Figure dataset records
────────────────

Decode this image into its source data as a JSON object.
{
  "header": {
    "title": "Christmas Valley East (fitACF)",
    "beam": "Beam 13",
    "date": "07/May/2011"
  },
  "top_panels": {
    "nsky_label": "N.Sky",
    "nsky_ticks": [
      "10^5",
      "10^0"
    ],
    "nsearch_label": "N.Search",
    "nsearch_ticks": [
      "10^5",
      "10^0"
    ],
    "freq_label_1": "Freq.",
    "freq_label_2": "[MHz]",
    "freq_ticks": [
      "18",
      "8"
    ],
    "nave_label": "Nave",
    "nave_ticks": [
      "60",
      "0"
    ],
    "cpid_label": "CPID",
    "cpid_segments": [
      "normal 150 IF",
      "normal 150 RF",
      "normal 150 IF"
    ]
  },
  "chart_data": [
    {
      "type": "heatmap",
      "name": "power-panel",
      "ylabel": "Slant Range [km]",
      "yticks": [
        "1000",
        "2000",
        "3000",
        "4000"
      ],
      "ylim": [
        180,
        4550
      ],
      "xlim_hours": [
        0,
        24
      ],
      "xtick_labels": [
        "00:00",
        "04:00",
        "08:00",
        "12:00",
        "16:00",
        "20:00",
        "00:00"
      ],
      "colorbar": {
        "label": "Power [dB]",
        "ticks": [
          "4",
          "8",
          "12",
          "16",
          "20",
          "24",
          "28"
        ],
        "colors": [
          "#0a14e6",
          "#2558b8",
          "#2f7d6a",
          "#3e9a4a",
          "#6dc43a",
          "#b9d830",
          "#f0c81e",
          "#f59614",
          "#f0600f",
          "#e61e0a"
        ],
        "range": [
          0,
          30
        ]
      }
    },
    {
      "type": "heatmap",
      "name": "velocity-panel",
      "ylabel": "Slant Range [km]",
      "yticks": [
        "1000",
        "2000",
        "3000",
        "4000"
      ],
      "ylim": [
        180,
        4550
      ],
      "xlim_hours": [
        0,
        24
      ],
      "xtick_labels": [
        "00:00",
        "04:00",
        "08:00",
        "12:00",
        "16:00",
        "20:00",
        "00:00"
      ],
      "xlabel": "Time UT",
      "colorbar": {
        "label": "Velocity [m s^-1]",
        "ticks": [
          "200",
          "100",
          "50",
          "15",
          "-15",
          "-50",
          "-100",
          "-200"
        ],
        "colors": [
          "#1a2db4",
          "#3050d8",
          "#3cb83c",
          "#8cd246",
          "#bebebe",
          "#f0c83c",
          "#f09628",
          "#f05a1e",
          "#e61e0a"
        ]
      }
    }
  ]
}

────────────────

* **SET TASK**: Select the lines in this material that hold the word "normal", leaving none out.

* **OUTPUT OF THE EXERCISE**:
      "normal 150 IF",
      "normal 150 RF",
      "normal 150 IF"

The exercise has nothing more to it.